[Task requirements]: Copy every line from the records below that holds the word "screenshot".

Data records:
**********

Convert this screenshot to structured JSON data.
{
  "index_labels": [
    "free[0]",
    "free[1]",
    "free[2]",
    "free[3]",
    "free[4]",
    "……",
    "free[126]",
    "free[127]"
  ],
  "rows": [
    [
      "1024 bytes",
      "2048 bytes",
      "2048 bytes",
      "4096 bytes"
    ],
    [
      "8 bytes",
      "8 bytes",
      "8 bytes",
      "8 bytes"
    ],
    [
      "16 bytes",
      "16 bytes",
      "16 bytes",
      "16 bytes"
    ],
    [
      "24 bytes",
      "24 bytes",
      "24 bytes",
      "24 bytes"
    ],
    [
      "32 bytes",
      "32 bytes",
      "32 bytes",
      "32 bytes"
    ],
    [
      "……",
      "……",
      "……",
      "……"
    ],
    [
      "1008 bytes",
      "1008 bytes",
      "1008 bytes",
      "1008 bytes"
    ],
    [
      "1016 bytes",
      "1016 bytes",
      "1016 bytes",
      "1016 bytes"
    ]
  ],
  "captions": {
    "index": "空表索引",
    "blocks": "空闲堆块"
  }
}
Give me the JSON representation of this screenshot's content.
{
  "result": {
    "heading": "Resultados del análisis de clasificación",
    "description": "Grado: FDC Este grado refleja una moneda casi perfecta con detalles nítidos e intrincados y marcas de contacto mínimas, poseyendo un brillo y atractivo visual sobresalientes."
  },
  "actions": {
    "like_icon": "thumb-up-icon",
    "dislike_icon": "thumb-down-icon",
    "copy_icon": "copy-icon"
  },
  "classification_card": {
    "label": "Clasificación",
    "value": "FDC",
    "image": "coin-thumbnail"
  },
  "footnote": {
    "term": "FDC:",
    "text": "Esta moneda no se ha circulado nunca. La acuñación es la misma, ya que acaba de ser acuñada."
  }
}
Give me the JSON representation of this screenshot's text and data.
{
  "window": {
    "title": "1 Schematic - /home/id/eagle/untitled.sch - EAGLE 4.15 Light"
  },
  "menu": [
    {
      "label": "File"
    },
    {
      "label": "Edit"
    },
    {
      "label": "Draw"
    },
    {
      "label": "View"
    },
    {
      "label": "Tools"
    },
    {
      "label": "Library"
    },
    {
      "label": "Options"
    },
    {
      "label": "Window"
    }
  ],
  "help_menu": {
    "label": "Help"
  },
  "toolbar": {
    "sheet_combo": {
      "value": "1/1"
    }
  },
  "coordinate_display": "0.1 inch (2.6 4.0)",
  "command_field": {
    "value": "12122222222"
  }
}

**********

[Reply to the task]:
Convert this screenshot to structured JSON data.
Give me the JSON representation of this screenshot's content.
Give me the JSON representation of this screenshot's text and data.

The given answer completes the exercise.